▶ _Provided material_
- - -

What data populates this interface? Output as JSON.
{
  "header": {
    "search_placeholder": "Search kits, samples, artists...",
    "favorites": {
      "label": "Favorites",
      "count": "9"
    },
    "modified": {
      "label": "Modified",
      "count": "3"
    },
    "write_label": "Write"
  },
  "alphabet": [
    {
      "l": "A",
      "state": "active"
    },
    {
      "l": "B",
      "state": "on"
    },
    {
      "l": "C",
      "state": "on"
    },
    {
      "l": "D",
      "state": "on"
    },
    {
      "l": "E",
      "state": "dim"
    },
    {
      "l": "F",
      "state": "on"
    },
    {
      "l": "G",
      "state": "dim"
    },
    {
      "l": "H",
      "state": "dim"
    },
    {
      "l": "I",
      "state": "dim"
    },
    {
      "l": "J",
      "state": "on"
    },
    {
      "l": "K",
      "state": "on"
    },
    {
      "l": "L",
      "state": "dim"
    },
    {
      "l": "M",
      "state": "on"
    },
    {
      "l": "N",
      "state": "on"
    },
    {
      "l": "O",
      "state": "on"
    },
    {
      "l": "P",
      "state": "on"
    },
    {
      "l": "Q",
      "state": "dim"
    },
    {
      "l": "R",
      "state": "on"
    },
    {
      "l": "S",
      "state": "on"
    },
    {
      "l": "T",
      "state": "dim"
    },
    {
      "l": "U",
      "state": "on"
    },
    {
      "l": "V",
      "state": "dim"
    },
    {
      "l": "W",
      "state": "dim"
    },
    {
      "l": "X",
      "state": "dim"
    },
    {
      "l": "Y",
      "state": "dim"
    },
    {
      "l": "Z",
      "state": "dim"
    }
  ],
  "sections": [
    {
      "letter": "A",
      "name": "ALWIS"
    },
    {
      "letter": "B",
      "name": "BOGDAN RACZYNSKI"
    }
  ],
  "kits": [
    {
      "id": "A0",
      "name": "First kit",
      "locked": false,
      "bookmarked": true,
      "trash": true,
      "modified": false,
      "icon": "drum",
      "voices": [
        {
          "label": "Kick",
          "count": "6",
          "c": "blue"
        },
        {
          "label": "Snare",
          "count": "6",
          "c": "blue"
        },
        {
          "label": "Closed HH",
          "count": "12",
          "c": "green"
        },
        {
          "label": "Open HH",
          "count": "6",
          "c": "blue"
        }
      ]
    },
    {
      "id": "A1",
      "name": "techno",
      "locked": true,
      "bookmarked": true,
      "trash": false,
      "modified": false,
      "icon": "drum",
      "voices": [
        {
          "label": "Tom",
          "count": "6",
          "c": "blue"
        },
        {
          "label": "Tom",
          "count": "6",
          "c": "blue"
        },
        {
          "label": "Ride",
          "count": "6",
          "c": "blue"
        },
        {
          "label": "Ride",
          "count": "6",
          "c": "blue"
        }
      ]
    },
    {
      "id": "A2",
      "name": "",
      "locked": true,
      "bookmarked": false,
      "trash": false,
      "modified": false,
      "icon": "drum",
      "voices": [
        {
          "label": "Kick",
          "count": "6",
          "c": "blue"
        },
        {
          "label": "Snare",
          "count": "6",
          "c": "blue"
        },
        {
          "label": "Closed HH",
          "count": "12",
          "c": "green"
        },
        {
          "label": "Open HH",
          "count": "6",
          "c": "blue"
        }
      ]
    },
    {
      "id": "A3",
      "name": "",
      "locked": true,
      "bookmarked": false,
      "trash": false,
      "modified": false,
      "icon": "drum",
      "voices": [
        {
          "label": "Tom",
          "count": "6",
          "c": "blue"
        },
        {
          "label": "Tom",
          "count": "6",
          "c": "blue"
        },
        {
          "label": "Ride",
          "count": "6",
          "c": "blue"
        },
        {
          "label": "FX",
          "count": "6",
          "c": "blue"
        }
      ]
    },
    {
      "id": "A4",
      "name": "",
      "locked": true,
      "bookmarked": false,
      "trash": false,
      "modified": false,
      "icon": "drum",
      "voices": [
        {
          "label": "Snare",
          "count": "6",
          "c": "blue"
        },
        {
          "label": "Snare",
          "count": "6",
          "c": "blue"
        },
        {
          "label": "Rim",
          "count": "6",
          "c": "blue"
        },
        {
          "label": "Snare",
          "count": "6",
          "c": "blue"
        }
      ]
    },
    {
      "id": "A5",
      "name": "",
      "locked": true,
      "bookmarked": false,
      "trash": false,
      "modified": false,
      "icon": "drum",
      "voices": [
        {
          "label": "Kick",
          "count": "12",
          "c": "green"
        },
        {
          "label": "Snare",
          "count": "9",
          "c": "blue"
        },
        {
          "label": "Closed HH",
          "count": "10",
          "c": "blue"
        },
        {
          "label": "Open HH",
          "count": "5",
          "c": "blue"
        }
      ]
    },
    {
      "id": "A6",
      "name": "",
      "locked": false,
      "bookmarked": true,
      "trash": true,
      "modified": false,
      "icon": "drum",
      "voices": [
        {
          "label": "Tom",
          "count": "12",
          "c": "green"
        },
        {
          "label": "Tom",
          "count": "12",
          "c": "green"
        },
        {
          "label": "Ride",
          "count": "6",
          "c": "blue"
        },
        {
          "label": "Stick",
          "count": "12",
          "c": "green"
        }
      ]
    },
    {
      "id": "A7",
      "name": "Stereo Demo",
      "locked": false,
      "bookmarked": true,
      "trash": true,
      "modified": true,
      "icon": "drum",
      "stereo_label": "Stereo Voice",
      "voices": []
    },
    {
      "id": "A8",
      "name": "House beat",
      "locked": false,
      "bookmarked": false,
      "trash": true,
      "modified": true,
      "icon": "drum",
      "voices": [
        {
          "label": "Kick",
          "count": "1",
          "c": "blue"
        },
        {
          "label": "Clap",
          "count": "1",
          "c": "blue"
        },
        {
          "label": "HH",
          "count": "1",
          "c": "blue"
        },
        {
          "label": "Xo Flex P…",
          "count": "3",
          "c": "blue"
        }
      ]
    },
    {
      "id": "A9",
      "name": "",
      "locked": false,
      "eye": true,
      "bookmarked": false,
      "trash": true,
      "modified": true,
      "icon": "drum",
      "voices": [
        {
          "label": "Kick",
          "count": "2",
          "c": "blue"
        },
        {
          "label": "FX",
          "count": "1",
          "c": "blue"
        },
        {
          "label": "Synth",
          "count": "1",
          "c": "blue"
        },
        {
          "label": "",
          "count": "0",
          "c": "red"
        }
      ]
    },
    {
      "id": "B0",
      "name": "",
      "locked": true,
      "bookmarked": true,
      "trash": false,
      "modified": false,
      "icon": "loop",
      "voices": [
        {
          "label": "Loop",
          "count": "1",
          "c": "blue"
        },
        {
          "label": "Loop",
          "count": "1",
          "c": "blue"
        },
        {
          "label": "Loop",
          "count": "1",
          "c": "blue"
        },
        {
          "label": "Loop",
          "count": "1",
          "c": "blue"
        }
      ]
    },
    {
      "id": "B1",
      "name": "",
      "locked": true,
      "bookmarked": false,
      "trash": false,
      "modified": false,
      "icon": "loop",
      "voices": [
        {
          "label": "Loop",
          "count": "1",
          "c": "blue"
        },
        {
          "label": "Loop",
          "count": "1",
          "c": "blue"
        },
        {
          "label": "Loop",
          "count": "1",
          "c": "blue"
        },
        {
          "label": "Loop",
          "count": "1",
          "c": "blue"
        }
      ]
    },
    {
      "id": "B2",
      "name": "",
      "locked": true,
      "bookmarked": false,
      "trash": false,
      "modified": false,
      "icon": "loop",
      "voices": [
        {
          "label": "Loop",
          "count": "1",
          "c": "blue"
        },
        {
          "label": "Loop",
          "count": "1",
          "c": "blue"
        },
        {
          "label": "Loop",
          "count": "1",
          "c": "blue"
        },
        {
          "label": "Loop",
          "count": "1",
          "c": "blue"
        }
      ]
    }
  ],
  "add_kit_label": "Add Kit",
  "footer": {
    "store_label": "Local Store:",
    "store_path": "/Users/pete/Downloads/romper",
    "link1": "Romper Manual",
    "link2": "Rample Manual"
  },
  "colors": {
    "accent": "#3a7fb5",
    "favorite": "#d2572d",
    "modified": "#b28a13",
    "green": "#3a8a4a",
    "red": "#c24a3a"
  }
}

- - -

▶ _What to work on_
Which lines of the material contain the string "kits"? List each of them.

▶ _Reply_
    "search_placeholder": "Search kits, samples, artists...",
  "kits": [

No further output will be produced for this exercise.